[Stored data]
┌──
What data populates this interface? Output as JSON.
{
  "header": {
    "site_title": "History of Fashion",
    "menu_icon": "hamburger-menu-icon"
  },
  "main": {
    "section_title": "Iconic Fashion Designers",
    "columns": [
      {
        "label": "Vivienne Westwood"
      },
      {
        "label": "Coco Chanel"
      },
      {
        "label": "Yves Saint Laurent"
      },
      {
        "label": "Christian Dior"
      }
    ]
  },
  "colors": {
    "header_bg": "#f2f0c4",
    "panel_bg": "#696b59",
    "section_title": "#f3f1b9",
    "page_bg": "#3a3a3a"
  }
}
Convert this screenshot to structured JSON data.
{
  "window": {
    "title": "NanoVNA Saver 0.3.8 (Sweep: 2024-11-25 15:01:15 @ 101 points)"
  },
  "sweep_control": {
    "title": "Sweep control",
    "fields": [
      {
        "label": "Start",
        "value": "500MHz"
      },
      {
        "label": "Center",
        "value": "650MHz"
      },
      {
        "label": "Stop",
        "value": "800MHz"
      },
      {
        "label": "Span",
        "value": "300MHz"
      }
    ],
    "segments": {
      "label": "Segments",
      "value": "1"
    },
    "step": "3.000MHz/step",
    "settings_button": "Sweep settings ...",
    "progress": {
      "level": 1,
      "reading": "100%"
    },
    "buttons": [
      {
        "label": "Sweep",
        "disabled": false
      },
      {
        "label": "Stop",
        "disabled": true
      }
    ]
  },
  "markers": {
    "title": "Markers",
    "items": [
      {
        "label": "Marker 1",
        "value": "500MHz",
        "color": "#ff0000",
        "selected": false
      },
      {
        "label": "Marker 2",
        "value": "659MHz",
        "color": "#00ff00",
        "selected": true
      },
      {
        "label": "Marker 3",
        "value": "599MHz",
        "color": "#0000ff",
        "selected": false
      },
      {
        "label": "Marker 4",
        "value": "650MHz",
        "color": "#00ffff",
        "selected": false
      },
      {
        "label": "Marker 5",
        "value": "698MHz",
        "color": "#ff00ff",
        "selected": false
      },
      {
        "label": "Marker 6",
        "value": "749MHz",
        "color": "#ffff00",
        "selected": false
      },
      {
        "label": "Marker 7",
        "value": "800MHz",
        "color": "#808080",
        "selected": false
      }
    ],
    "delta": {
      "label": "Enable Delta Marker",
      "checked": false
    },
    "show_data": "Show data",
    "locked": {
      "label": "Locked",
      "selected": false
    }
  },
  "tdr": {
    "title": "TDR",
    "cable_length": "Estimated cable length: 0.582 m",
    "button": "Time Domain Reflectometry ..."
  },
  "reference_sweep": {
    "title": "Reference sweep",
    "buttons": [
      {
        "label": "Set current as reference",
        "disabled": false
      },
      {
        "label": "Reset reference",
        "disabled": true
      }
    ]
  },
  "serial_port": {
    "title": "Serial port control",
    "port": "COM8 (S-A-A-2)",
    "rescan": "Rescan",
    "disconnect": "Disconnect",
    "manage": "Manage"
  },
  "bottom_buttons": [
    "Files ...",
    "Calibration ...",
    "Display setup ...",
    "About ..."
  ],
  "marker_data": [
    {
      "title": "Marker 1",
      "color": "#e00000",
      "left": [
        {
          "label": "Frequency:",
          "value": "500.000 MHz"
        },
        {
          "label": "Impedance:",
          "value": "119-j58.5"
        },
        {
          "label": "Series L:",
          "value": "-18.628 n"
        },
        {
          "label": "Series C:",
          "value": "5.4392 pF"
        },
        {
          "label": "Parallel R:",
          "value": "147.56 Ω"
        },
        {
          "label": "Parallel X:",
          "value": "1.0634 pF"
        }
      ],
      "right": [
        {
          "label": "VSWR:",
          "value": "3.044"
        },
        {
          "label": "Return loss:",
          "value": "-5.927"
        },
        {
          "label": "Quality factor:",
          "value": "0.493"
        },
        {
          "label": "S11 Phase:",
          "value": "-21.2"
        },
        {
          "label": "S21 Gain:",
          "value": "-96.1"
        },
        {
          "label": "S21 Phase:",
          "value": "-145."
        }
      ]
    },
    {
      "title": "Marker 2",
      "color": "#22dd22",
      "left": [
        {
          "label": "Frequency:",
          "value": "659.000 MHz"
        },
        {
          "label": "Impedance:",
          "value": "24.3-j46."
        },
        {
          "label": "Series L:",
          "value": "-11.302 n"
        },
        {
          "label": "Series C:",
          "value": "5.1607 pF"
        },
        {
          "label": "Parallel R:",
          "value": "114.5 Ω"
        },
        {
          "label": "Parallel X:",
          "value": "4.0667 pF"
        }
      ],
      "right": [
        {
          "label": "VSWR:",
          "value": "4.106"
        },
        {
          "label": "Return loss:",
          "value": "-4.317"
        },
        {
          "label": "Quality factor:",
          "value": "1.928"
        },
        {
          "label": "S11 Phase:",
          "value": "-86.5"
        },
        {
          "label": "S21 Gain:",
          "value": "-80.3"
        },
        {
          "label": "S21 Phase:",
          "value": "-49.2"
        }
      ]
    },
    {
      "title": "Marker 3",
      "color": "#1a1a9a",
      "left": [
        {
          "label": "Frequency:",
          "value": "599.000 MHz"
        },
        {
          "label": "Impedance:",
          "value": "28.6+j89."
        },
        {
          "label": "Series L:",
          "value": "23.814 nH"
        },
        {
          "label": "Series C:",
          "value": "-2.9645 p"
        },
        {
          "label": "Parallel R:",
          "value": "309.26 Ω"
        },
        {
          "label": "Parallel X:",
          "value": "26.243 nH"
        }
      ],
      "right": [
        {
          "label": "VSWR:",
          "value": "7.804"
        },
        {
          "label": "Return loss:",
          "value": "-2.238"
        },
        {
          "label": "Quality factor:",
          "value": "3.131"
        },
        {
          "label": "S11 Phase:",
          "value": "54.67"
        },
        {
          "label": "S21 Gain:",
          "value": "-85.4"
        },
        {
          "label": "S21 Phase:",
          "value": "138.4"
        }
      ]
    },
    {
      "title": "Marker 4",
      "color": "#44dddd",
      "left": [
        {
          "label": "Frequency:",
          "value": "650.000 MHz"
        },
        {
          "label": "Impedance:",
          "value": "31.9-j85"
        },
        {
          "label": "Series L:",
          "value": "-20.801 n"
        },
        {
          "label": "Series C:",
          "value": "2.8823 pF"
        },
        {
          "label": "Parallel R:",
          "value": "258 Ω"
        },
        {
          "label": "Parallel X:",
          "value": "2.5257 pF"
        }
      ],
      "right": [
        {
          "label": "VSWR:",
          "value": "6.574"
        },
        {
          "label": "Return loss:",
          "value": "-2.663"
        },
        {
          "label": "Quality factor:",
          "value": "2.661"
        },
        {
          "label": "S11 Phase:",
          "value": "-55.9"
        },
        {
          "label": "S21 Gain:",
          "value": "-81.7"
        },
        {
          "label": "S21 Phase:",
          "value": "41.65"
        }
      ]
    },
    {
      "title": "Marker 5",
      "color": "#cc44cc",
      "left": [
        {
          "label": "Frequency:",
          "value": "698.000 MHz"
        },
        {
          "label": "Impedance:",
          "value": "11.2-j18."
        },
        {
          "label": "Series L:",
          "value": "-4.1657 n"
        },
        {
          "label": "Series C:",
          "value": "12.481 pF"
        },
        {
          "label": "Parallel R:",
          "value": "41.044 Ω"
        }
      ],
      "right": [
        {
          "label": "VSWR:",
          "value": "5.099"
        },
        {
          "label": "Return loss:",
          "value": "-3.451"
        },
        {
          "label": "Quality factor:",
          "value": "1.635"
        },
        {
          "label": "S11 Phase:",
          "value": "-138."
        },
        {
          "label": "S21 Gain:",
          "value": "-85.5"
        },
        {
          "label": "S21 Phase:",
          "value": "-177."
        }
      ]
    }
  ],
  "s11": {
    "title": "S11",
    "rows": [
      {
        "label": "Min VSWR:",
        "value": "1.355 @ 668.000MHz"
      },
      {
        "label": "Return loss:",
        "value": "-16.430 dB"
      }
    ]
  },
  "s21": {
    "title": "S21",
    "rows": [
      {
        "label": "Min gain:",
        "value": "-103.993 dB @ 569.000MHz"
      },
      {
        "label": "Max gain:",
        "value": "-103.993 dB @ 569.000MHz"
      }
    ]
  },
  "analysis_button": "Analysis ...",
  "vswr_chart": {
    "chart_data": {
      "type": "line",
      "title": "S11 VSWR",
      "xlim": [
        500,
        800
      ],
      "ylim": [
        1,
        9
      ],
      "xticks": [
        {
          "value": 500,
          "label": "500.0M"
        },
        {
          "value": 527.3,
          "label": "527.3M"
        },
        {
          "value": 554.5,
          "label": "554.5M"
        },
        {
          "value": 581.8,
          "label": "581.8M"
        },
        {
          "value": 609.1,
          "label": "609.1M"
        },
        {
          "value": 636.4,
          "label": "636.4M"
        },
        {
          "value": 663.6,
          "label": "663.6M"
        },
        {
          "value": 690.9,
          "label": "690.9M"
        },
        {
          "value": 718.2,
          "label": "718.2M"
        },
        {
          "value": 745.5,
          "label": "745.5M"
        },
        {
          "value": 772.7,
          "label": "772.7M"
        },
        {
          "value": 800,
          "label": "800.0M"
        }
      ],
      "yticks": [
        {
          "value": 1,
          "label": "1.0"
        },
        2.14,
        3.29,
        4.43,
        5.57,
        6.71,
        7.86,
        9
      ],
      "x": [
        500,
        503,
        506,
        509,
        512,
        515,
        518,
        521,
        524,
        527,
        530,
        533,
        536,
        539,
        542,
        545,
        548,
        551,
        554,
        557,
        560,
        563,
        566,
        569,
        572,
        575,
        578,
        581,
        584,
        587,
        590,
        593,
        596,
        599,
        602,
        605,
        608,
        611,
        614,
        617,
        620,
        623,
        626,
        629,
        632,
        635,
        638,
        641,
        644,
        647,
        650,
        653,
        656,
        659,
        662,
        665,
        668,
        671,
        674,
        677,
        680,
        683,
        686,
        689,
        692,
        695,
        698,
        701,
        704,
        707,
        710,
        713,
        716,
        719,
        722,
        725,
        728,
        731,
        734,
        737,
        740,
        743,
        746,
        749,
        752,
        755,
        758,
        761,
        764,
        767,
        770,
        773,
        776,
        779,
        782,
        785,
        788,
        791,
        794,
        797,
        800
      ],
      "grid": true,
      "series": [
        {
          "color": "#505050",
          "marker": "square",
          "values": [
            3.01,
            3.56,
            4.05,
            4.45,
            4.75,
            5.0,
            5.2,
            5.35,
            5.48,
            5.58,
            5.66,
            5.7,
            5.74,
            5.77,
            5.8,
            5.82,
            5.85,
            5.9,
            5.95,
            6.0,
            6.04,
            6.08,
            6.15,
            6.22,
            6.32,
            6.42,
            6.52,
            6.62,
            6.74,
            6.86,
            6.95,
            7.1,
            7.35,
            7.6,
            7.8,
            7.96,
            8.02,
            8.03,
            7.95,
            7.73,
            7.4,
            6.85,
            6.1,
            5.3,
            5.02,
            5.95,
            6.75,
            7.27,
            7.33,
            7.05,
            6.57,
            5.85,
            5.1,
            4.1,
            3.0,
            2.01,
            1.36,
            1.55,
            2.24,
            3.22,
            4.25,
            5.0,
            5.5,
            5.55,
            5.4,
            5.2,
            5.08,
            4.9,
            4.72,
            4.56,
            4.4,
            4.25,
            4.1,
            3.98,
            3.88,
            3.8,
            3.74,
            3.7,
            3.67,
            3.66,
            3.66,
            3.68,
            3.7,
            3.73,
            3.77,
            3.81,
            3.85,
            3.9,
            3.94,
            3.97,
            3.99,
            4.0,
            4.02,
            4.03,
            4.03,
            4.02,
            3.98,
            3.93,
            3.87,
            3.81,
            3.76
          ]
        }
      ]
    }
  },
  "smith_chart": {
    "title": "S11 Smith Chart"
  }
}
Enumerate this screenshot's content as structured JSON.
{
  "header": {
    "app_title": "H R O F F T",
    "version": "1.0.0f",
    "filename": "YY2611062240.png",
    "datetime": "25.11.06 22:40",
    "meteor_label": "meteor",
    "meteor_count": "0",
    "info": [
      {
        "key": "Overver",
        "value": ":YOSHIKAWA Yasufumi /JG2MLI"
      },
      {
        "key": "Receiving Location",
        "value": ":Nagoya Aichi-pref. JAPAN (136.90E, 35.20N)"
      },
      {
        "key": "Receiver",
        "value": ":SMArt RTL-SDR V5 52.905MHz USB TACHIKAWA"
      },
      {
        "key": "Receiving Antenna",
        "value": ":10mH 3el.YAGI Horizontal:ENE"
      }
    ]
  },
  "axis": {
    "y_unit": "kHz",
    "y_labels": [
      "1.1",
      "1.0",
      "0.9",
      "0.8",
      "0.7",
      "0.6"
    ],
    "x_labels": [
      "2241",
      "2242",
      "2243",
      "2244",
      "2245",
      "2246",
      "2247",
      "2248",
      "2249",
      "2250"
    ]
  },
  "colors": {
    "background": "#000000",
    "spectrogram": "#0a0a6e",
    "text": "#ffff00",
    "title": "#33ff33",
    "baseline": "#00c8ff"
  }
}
└──
Exactly reproduce the lines that run from the line with "Enumerate this screenshot's" through the last line of the records, inclusive.

Enumerate this screenshot's content as structured JSON.
{
  "header": {
    "app_title": "H R O F F T",
    "version": "1.0.0f",
    "filename": "YY2611062240.png",
    "datetime": "25.11.06 22:40",
    "meteor_label": "meteor",
    "meteor_count": "0",
    "info": [
      {
        "key": "Overver",
        "value": ":YOSHIKAWA Yasufumi /JG2MLI"
      },
      {
        "key": "Receiving Location",
        "value": ":Nagoya Aichi-pref. JAPAN (136.90E, 35.20N)"
      },
      {
        "key": "Receiver",
        "value": ":SMArt RTL-SDR V5 52.905MHz USB TACHIKAWA"
      },
      {
        "key": "Receiving Antenna",
        "value": ":10mH 3el.YAGI Horizontal:ENE"
      }
    ]
  },
  "axis": {
    "y_unit": "kHz",
    "y_labels": [
      "1.1",
      "1.0",
      "0.9",
      "0.8",
      "0.7",
      "0.6"
    ],
    "x_labels": [
      "2241",
      "2242",
      "2243",
      "2244",
      "2245",
      "2246",
      "2247",
      "2248",
      "2249",
      "2250"
    ]
  },
  "colors": {
    "background": "#000000",
    "spectrogram": "#0a0a6e",
    "text": "#ffff00",
    "title": "#33ff33",
    "baseline": "#00c8ff"
  }
}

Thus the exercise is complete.